-- start of Material --
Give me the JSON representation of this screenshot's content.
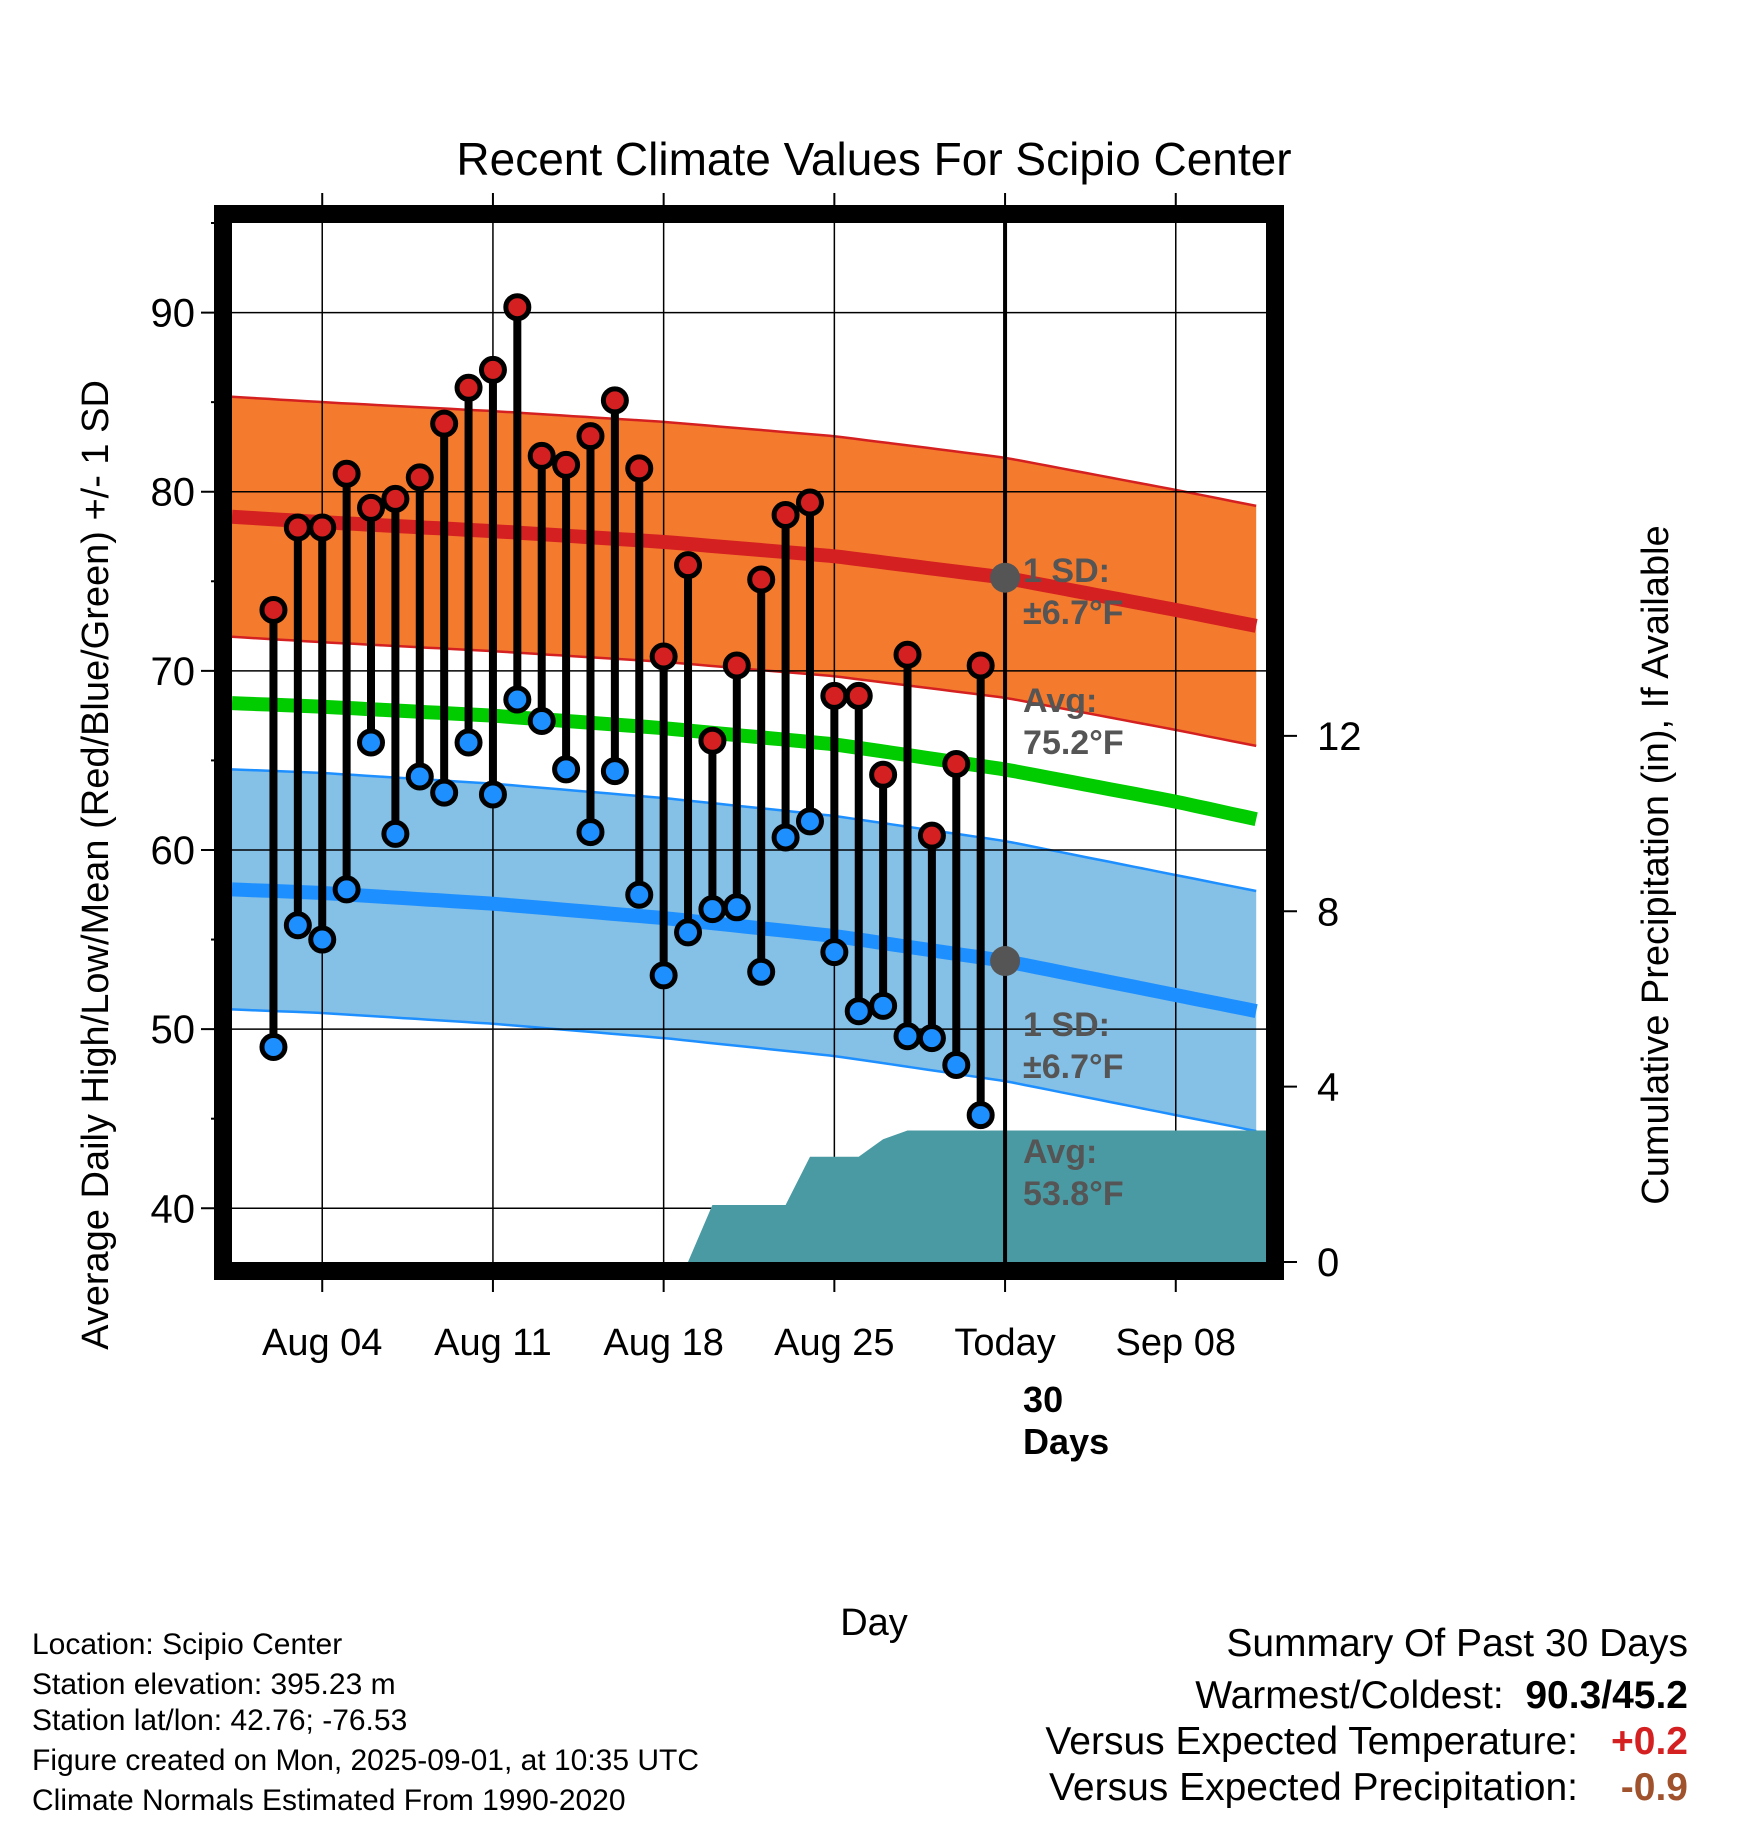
{
  "title": "Recent Climate Values For Scipio Center",
  "y_label": "Average Daily High/Low/Mean (Red/Blue/Green) +/- 1 SD",
  "y2_label": "Cumulative Precipitation (in), If Available",
  "x_label": "Day",
  "annotations": {
    "high_sd": [
      "1 SD:",
      "±6.7°F"
    ],
    "high_avg": [
      "Avg:",
      "75.2°F"
    ],
    "low_sd": [
      "1 SD:",
      "±6.7°F"
    ],
    "low_avg": [
      "Avg:",
      "53.8°F"
    ],
    "days": [
      "30",
      "Days"
    ]
  },
  "colors": {
    "high_band": "#f47a2e",
    "high_line": "#d42020",
    "mean_line": "#00cc00",
    "low_band": "#85c0e6",
    "low_line": "#1e8fff",
    "precip": "#4a9aa3",
    "high_dot": "#d42020",
    "low_dot": "#1e8fff",
    "annotation": "#555555"
  },
  "meta": [
    "Location: Scipio Center",
    "Station elevation: 395.23 m",
    "Station lat/lon: 42.76; -76.53",
    "Figure created on Mon, 2025-09-01, at 10:35 UTC",
    "Climate Normals Estimated From 1990-2020"
  ],
  "summary": {
    "heading": "Summary Of Past 30 Days",
    "warmest_label": "Warmest/Coldest:",
    "warmest_value": "90.3/45.2",
    "temp_label": "Versus Expected Temperature:",
    "temp_value": "+0.2",
    "temp_color": "#d42020",
    "precip_label": "Versus Expected Precipitation:",
    "precip_value": "-0.9",
    "precip_color": "#a0522d"
  },
  "chart_data": {
    "type": "line",
    "x_ticks": [
      "Aug 04",
      "Aug 11",
      "Aug 18",
      "Aug 25",
      "Today",
      "Sep 08"
    ],
    "x_tick_days": [
      4,
      11,
      18,
      25,
      32,
      39
    ],
    "x_range_days": [
      0.3,
      42.7
    ],
    "today_day": 32,
    "ylim": [
      37,
      95
    ],
    "y_ticks": [
      40,
      50,
      60,
      70,
      80,
      90
    ],
    "y2lim": [
      0,
      23.7
    ],
    "y2_ticks": [
      0,
      4,
      8,
      12
    ],
    "days": [
      2,
      3,
      4,
      5,
      6,
      7,
      8,
      9,
      10,
      11,
      12,
      13,
      14,
      15,
      16,
      17,
      18,
      19,
      20,
      21,
      22,
      23,
      24,
      25,
      26,
      27,
      28,
      29,
      30,
      31
    ],
    "highs": [
      73.4,
      78.0,
      78.0,
      81.0,
      79.1,
      79.6,
      80.8,
      83.8,
      85.8,
      86.8,
      90.3,
      82.0,
      81.5,
      83.1,
      85.1,
      81.3,
      70.8,
      75.9,
      66.1,
      70.3,
      75.1,
      78.7,
      79.4,
      68.6,
      68.6,
      64.2,
      70.9,
      60.8,
      64.8,
      70.3
    ],
    "lows": [
      49.0,
      55.8,
      55.0,
      57.8,
      66.0,
      60.9,
      64.1,
      63.2,
      66.0,
      63.1,
      68.4,
      67.2,
      64.5,
      61.0,
      64.4,
      57.5,
      53.0,
      55.4,
      56.7,
      56.8,
      53.2,
      60.7,
      61.6,
      54.3,
      51.0,
      51.3,
      49.6,
      49.5,
      48.0,
      45.2
    ],
    "normals_days": [
      0.3,
      4,
      11,
      18,
      25,
      32,
      39,
      42.7
    ],
    "normal_high": [
      78.6,
      78.3,
      77.8,
      77.2,
      76.4,
      75.2,
      73.4,
      72.4
    ],
    "normal_mean": [
      68.2,
      68.0,
      67.5,
      66.8,
      65.9,
      64.5,
      62.7,
      61.6
    ],
    "normal_low": [
      57.8,
      57.6,
      57.0,
      56.2,
      55.2,
      53.8,
      51.9,
      50.9
    ],
    "sd": 6.7,
    "precip": [
      {
        "day": 19.0,
        "in": 0
      },
      {
        "day": 20.0,
        "in": 1.3
      },
      {
        "day": 23.0,
        "in": 1.3
      },
      {
        "day": 24.0,
        "in": 2.4
      },
      {
        "day": 26.0,
        "in": 2.4
      },
      {
        "day": 27.0,
        "in": 2.8
      },
      {
        "day": 28.0,
        "in": 3.0
      },
      {
        "day": 42.7,
        "in": 3.0
      }
    ]
  }
}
-- end of Material --
What the task asks: Go through the records and gather the lines that hold "Station".

Task response:
    "Station elevation: 395.23 m",
    "Station lat/lon: 42.76; -76.53",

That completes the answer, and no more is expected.